DATA SHOWN »

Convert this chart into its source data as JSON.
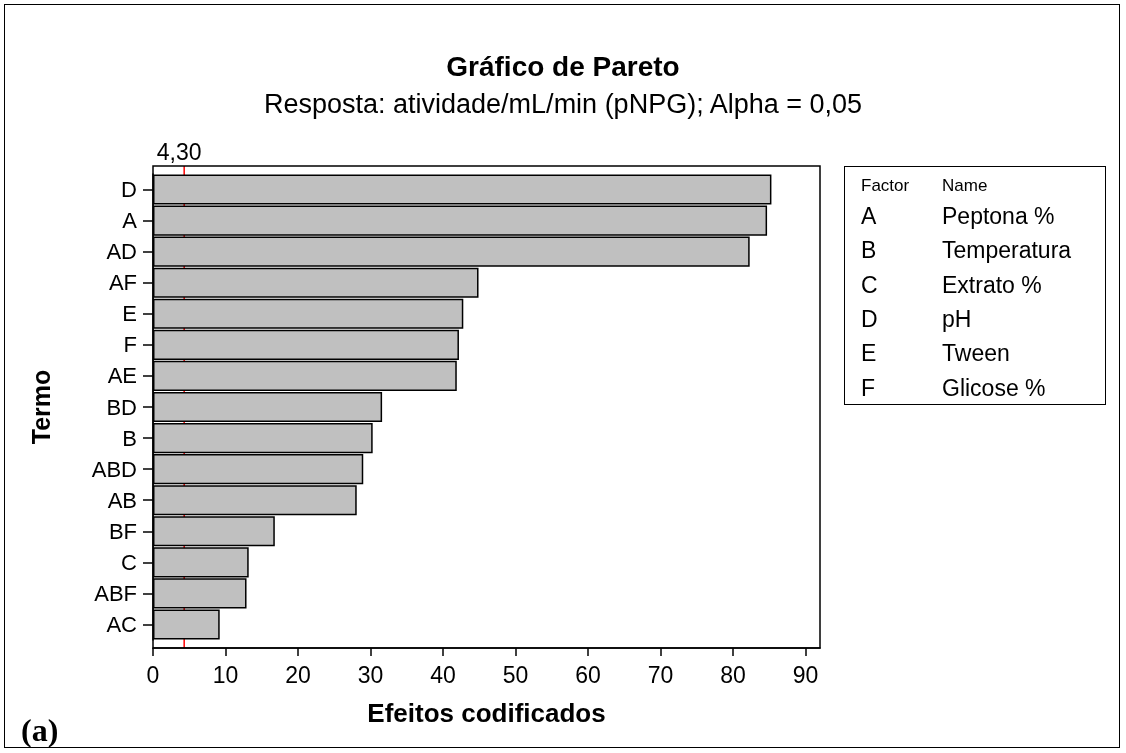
{
  "chart_data": {
    "type": "bar",
    "orientation": "horizontal",
    "title": "Gráfico de Pareto",
    "subtitle": "Resposta: atividade/mL/min (pNPG); Alpha = 0,05",
    "xlabel": "Efeitos codificados",
    "ylabel": "Termo",
    "categories": [
      "D",
      "A",
      "AD",
      "AF",
      "E",
      "F",
      "AE",
      "BD",
      "B",
      "ABD",
      "AB",
      "BF",
      "C",
      "ABF",
      "AC"
    ],
    "values": [
      85.3,
      84.7,
      82.3,
      44.9,
      42.8,
      42.2,
      41.9,
      31.6,
      30.3,
      29.0,
      28.1,
      16.8,
      13.2,
      12.9,
      9.2
    ],
    "color": "#c0c0c0",
    "xlim": [
      0,
      92
    ],
    "xticks": [
      0,
      10,
      20,
      30,
      40,
      50,
      60,
      70,
      80,
      90
    ],
    "grid": false,
    "ref_lines": [
      {
        "axis": "x",
        "value": 4.3,
        "label": "4,30",
        "color": "#ff0000"
      }
    ],
    "annotations": [
      "Factor",
      "Name",
      "A",
      "Peptona %",
      "B",
      "Temperatura",
      "C",
      "Extrato %",
      "D",
      "pH",
      "E",
      "Tween",
      "F",
      "Glicose %",
      "(a)"
    ]
  }
}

EXERCISE DIRECTIONS » Would you mind returning each entry above word for word, skipping the images?

ANSWER IN FULL »
Convert this chart into its source data as JSON.
{
  "chart_data": {
    "type": "bar",
    "orientation": "horizontal",
    "title": "Gráfico de Pareto",
    "subtitle": "Resposta: atividade/mL/min (pNPG); Alpha = 0,05",
    "xlabel": "Efeitos codificados",
    "ylabel": "Termo",
    "categories": [
      "D",
      "A",
      "AD",
      "AF",
      "E",
      "F",
      "AE",
      "BD",
      "B",
      "ABD",
      "AB",
      "BF",
      "C",
      "ABF",
      "AC"
    ],
    "values": [
      85.3,
      84.7,
      82.3,
      44.9,
      42.8,
      42.2,
      41.9,
      31.6,
      30.3,
      29.0,
      28.1,
      16.8,
      13.2,
      12.9,
      9.2
    ],
    "color": "#c0c0c0",
    "xlim": [
      0,
      92
    ],
    "xticks": [
      0,
      10,
      20,
      30,
      40,
      50,
      60,
      70,
      80,
      90
    ],
    "grid": false,
    "ref_lines": [
      {
        "axis": "x",
        "value": 4.3,
        "label": "4,30",
        "color": "#ff0000"
      }
    ],
    "annotations": [
      "Factor",
      "Name",
      "A",
      "Peptona %",
      "B",
      "Temperatura",
      "C",
      "Extrato %",
      "D",
      "pH",
      "E",
      "Tween",
      "F",
      "Glicose %",
      "(a)"
    ]
  }
}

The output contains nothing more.